> [Stated goal]: Restate every entry word for word.
*** Records ***
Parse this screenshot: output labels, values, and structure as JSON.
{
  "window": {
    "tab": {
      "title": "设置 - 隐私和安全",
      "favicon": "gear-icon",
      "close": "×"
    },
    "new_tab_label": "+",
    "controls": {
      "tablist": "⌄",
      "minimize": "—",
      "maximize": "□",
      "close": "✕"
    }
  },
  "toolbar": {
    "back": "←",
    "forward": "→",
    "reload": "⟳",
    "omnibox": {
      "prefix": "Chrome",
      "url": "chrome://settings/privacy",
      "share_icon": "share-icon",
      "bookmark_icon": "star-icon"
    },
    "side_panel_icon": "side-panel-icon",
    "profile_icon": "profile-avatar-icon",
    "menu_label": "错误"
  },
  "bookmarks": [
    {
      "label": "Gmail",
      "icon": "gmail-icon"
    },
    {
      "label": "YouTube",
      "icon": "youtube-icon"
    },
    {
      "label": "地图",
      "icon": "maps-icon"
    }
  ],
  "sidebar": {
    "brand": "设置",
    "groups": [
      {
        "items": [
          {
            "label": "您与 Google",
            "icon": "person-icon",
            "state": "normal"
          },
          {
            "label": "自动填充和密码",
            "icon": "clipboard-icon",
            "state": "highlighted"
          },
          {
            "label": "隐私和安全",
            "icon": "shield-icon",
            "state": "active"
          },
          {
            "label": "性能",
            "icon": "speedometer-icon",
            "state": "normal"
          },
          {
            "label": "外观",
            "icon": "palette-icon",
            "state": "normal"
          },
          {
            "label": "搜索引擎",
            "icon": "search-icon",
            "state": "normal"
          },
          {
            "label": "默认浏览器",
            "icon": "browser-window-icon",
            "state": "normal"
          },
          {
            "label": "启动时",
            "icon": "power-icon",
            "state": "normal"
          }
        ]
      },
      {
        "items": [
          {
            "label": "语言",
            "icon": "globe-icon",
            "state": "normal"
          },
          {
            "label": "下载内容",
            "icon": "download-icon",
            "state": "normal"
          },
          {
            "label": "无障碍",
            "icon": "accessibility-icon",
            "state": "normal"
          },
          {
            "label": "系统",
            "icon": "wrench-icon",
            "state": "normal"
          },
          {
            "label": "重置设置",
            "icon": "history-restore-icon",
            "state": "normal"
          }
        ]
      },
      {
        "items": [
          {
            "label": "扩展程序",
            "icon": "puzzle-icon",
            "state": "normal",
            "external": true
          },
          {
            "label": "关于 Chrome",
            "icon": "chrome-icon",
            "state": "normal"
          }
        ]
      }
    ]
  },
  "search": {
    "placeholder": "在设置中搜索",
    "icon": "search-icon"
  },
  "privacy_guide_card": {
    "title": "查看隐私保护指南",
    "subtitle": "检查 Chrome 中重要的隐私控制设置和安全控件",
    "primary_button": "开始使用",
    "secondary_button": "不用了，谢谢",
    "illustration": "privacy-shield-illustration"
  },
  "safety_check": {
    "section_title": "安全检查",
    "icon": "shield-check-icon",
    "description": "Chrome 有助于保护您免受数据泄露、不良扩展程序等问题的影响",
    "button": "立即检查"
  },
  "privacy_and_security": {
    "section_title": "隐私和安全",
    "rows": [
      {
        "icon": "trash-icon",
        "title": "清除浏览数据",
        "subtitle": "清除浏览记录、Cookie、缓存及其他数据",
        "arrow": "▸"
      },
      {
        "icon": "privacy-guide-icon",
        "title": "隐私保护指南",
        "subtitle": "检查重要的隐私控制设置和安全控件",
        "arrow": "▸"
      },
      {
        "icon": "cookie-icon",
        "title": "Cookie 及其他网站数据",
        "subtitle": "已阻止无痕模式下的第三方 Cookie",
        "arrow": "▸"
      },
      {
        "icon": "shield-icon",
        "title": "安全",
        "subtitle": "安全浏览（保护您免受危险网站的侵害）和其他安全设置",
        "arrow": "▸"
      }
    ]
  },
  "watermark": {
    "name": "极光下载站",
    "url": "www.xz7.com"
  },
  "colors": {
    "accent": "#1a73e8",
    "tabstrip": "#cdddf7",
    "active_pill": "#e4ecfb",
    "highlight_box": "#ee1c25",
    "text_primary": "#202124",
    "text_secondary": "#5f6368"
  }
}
***
> [Finished task]:
Parse this screenshot: output labels, values, and structure as JSON.
{
  "window": {
    "tab": {
      "title": "设置 - 隐私和安全",
      "favicon": "gear-icon",
      "close": "×"
    },
    "new_tab_label": "+",
    "controls": {
      "tablist": "⌄",
      "minimize": "—",
      "maximize": "□",
      "close": "✕"
    }
  },
  "toolbar": {
    "back": "←",
    "forward": "→",
    "reload": "⟳",
    "omnibox": {
      "prefix": "Chrome",
      "url": "chrome://settings/privacy",
      "share_icon": "share-icon",
      "bookmark_icon": "star-icon"
    },
    "side_panel_icon": "side-panel-icon",
    "profile_icon": "profile-avatar-icon",
    "menu_label": "错误"
  },
  "bookmarks": [
    {
      "label": "Gmail",
      "icon": "gmail-icon"
    },
    {
      "label": "YouTube",
      "icon": "youtube-icon"
    },
    {
      "label": "地图",
      "icon": "maps-icon"
    }
  ],
  "sidebar": {
    "brand": "设置",
    "groups": [
      {
        "items": [
          {
            "label": "您与 Google",
            "icon": "person-icon",
            "state": "normal"
          },
          {
            "label": "自动填充和密码",
            "icon": "clipboard-icon",
            "state": "highlighted"
          },
          {
            "label": "隐私和安全",
            "icon": "shield-icon",
            "state": "active"
          },
          {
            "label": "性能",
            "icon": "speedometer-icon",
            "state": "normal"
          },
          {
            "label": "外观",
            "icon": "palette-icon",
            "state": "normal"
          },
          {
            "label": "搜索引擎",
            "icon": "search-icon",
            "state": "normal"
          },
          {
            "label": "默认浏览器",
            "icon": "browser-window-icon",
            "state": "normal"
          },
          {
            "label": "启动时",
            "icon": "power-icon",
            "state": "normal"
          }
        ]
      },
      {
        "items": [
          {
            "label": "语言",
            "icon": "globe-icon",
            "state": "normal"
          },
          {
            "label": "下载内容",
            "icon": "download-icon",
            "state": "normal"
          },
          {
            "label": "无障碍",
            "icon": "accessibility-icon",
            "state": "normal"
          },
          {
            "label": "系统",
            "icon": "wrench-icon",
            "state": "normal"
          },
          {
            "label": "重置设置",
            "icon": "history-restore-icon",
            "state": "normal"
          }
        ]
      },
      {
        "items": [
          {
            "label": "扩展程序",
            "icon": "puzzle-icon",
            "state": "normal",
            "external": true
          },
          {
            "label": "关于 Chrome",
            "icon": "chrome-icon",
            "state": "normal"
          }
        ]
      }
    ]
  },
  "search": {
    "placeholder": "在设置中搜索",
    "icon": "search-icon"
  },
  "privacy_guide_card": {
    "title": "查看隐私保护指南",
    "subtitle": "检查 Chrome 中重要的隐私控制设置和安全控件",
    "primary_button": "开始使用",
    "secondary_button": "不用了，谢谢",
    "illustration": "privacy-shield-illustration"
  },
  "safety_check": {
    "section_title": "安全检查",
    "icon": "shield-check-icon",
    "description": "Chrome 有助于保护您免受数据泄露、不良扩展程序等问题的影响",
    "button": "立即检查"
  },
  "privacy_and_security": {
    "section_title": "隐私和安全",
    "rows": [
      {
        "icon": "trash-icon",
        "title": "清除浏览数据",
        "subtitle": "清除浏览记录、Cookie、缓存及其他数据",
        "arrow": "▸"
      },
      {
        "icon": "privacy-guide-icon",
        "title": "隐私保护指南",
        "subtitle": "检查重要的隐私控制设置和安全控件",
        "arrow": "▸"
      },
      {
        "icon": "cookie-icon",
        "title": "Cookie 及其他网站数据",
        "subtitle": "已阻止无痕模式下的第三方 Cookie",
        "arrow": "▸"
      },
      {
        "icon": "shield-icon",
        "title": "安全",
        "subtitle": "安全浏览（保护您免受危险网站的侵害）和其他安全设置",
        "arrow": "▸"
      }
    ]
  },
  "watermark": {
    "name": "极光下载站",
    "url": "www.xz7.com"
  },
  "colors": {
    "accent": "#1a73e8",
    "tabstrip": "#cdddf7",
    "active_pill": "#e4ecfb",
    "highlight_box": "#ee1c25",
    "text_primary": "#202124",
    "text_secondary": "#5f6368"
  }
}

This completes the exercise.